# Request:
Copy out the data exactly, leaving the pictures behind.

(Structured figure records)
[BEGIN]

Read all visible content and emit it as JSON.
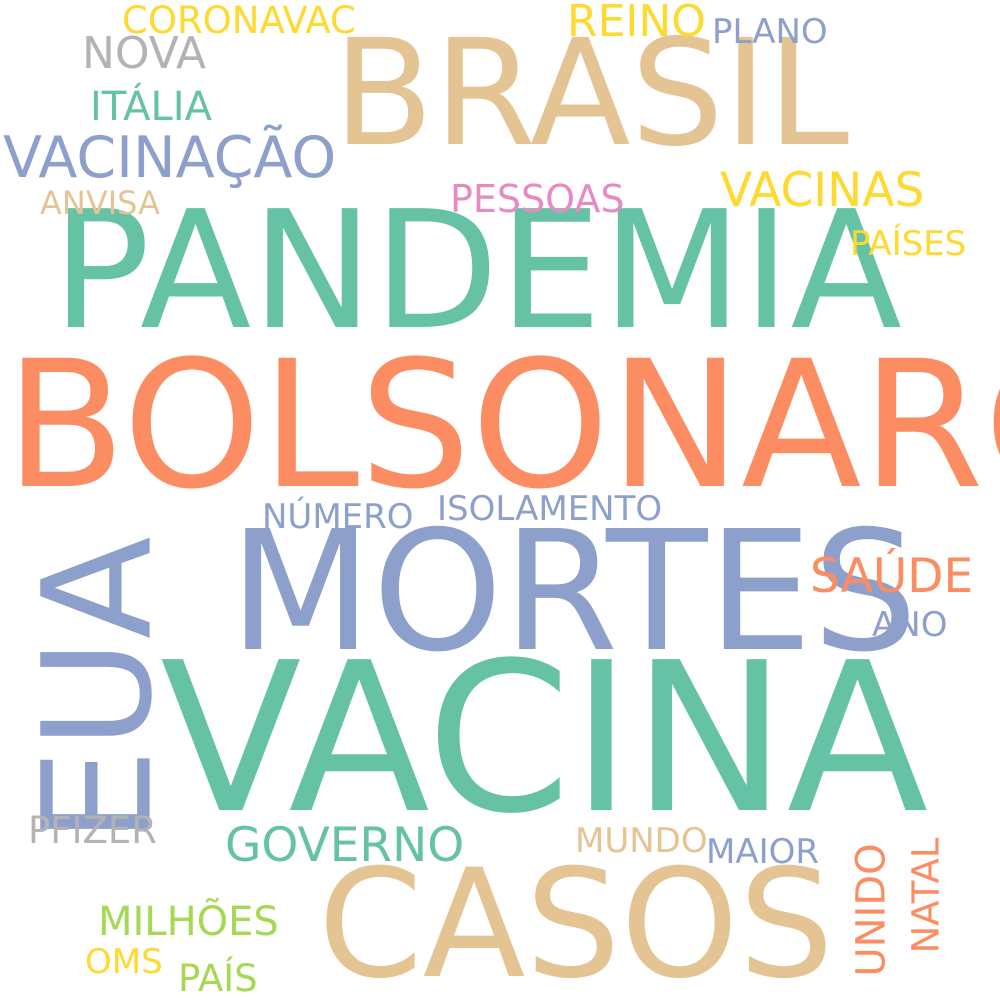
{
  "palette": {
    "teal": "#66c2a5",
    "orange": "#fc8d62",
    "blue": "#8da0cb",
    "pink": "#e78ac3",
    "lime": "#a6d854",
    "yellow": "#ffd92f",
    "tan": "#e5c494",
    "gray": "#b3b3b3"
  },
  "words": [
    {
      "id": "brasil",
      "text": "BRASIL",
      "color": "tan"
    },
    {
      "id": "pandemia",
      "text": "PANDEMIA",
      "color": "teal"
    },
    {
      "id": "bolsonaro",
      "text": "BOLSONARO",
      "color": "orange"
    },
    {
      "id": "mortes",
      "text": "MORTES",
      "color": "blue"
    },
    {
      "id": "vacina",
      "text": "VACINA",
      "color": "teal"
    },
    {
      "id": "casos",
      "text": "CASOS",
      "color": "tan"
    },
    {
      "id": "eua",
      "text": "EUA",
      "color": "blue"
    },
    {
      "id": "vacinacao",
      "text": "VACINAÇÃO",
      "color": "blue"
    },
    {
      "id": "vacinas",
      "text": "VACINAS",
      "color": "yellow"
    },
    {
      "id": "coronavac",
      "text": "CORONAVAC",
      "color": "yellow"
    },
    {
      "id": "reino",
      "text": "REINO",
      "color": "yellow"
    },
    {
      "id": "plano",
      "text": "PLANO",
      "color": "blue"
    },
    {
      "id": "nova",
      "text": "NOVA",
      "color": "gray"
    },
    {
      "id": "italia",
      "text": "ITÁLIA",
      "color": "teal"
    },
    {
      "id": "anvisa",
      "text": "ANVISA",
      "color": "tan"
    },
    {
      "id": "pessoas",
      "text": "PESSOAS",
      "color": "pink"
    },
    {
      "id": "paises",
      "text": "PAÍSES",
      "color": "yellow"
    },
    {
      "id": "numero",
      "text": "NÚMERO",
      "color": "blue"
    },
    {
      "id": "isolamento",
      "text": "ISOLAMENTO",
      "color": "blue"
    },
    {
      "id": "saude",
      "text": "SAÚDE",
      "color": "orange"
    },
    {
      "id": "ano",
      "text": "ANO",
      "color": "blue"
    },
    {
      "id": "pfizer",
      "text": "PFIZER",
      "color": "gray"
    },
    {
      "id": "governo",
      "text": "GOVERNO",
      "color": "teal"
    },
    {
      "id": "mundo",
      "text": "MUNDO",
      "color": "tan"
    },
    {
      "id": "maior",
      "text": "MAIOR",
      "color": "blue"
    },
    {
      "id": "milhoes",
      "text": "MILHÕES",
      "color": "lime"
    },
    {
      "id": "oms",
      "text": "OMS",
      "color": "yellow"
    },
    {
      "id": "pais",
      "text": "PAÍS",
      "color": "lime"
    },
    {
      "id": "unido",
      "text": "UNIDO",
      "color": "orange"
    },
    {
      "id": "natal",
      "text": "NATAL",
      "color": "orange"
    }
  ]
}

[END]

# Final result:
Read all visible content and emit it as JSON.
{
  "palette": {
    "teal": "#66c2a5",
    "orange": "#fc8d62",
    "blue": "#8da0cb",
    "pink": "#e78ac3",
    "lime": "#a6d854",
    "yellow": "#ffd92f",
    "tan": "#e5c494",
    "gray": "#b3b3b3"
  },
  "words": [
    {
      "id": "brasil",
      "text": "BRASIL",
      "color": "tan"
    },
    {
      "id": "pandemia",
      "text": "PANDEMIA",
      "color": "teal"
    },
    {
      "id": "bolsonaro",
      "text": "BOLSONARO",
      "color": "orange"
    },
    {
      "id": "mortes",
      "text": "MORTES",
      "color": "blue"
    },
    {
      "id": "vacina",
      "text": "VACINA",
      "color": "teal"
    },
    {
      "id": "casos",
      "text": "CASOS",
      "color": "tan"
    },
    {
      "id": "eua",
      "text": "EUA",
      "color": "blue"
    },
    {
      "id": "vacinacao",
      "text": "VACINAÇÃO",
      "color": "blue"
    },
    {
      "id": "vacinas",
      "text": "VACINAS",
      "color": "yellow"
    },
    {
      "id": "coronavac",
      "text": "CORONAVAC",
      "color": "yellow"
    },
    {
      "id": "reino",
      "text": "REINO",
      "color": "yellow"
    },
    {
      "id": "plano",
      "text": "PLANO",
      "color": "blue"
    },
    {
      "id": "nova",
      "text": "NOVA",
      "color": "gray"
    },
    {
      "id": "italia",
      "text": "ITÁLIA",
      "color": "teal"
    },
    {
      "id": "anvisa",
      "text": "ANVISA",
      "color": "tan"
    },
    {
      "id": "pessoas",
      "text": "PESSOAS",
      "color": "pink"
    },
    {
      "id": "paises",
      "text": "PAÍSES",
      "color": "yellow"
    },
    {
      "id": "numero",
      "text": "NÚMERO",
      "color": "blue"
    },
    {
      "id": "isolamento",
      "text": "ISOLAMENTO",
      "color": "blue"
    },
    {
      "id": "saude",
      "text": "SAÚDE",
      "color": "orange"
    },
    {
      "id": "ano",
      "text": "ANO",
      "color": "blue"
    },
    {
      "id": "pfizer",
      "text": "PFIZER",
      "color": "gray"
    },
    {
      "id": "governo",
      "text": "GOVERNO",
      "color": "teal"
    },
    {
      "id": "mundo",
      "text": "MUNDO",
      "color": "tan"
    },
    {
      "id": "maior",
      "text": "MAIOR",
      "color": "blue"
    },
    {
      "id": "milhoes",
      "text": "MILHÕES",
      "color": "lime"
    },
    {
      "id": "oms",
      "text": "OMS",
      "color": "yellow"
    },
    {
      "id": "pais",
      "text": "PAÍS",
      "color": "lime"
    },
    {
      "id": "unido",
      "text": "UNIDO",
      "color": "orange"
    },
    {
      "id": "natal",
      "text": "NATAL",
      "color": "orange"
    }
  ]
}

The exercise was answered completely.